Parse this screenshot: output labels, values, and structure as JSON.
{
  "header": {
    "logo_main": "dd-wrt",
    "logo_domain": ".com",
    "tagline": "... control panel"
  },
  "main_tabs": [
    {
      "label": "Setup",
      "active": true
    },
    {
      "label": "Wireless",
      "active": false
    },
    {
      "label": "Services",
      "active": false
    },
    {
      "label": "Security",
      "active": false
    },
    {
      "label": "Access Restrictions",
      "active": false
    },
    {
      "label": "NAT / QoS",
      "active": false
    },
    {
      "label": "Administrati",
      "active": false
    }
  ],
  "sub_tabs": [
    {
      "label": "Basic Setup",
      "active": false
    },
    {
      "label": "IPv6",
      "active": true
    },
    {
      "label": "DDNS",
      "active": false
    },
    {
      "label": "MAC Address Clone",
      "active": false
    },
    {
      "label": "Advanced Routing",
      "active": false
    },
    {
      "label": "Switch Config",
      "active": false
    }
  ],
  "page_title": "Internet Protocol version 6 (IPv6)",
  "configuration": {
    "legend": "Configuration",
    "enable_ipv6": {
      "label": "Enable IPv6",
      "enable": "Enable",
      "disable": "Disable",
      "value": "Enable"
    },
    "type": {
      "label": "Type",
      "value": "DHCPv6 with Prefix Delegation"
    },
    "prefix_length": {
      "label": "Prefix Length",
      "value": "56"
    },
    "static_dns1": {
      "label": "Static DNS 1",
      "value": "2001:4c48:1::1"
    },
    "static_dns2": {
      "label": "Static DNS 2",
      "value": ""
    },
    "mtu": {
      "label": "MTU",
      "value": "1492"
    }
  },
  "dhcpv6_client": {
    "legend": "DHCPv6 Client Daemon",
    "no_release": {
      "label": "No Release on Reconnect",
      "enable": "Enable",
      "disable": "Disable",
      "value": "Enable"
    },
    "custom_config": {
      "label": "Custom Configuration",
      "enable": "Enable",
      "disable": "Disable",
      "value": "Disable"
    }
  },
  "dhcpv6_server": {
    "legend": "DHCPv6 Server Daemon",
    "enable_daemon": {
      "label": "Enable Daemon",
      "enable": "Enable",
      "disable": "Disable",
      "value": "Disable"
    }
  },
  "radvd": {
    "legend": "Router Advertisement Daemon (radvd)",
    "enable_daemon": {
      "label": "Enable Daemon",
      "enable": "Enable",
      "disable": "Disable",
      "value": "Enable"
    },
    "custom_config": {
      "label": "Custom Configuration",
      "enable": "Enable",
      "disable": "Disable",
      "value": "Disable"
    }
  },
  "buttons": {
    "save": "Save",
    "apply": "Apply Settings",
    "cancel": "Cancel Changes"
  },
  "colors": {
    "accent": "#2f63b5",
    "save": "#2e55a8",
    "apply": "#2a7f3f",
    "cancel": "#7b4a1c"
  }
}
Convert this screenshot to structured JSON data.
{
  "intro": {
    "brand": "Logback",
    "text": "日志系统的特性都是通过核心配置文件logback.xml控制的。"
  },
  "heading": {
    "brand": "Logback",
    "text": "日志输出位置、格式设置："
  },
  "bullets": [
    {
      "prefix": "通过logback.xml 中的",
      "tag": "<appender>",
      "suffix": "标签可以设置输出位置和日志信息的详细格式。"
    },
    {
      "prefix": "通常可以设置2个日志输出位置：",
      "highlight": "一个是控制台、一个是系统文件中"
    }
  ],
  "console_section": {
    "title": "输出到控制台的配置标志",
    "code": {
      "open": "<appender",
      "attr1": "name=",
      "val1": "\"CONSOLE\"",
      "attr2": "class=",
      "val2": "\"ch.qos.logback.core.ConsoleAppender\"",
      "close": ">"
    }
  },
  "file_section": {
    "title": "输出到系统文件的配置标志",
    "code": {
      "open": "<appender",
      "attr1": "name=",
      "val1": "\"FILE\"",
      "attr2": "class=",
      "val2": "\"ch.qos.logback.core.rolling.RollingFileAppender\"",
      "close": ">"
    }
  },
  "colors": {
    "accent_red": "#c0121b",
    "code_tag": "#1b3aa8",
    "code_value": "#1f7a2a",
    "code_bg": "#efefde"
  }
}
...
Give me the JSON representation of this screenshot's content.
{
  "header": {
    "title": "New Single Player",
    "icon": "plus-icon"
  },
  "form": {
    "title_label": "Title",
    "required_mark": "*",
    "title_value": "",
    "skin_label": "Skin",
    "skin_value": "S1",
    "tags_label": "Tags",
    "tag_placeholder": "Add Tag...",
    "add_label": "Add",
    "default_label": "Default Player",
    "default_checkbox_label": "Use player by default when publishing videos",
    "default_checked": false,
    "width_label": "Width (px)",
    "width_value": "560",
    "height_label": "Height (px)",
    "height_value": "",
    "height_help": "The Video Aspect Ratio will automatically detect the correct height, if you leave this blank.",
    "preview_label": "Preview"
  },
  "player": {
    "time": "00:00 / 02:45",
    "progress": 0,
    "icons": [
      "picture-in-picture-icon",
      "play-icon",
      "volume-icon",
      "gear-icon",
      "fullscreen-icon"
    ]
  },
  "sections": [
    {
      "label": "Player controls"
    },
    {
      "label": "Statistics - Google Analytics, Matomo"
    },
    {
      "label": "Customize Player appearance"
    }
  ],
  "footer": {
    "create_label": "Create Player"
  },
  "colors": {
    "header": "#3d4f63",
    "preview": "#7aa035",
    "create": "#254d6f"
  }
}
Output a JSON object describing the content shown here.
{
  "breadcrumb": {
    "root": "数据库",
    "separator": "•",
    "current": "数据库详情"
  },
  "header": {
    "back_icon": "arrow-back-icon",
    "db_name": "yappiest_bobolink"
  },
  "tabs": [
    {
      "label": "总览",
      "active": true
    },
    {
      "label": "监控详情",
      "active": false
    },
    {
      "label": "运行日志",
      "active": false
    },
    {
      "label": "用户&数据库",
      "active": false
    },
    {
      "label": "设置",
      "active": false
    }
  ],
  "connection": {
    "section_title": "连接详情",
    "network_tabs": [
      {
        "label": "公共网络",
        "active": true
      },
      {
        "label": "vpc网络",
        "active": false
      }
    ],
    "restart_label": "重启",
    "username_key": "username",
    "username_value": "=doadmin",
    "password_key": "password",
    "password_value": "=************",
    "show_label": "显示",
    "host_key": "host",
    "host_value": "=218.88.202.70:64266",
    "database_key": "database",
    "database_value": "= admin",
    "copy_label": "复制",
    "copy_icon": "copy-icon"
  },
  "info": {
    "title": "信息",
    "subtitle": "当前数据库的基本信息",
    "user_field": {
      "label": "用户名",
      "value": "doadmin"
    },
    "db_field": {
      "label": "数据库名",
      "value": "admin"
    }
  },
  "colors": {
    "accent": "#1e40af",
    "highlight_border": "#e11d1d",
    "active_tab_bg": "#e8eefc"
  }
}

> _Your instructions_:
Copy out all lines where the word "this" appears.

> _Exercise result_:
Parse this screenshot: output labels, values, and structure as JSON.
Convert this screenshot to structured JSON data.
Give me the JSON representation of this screenshot's content.
    "height_help": "The Video Aspect Ratio will automatically detect the correct height, if you leave this blank.",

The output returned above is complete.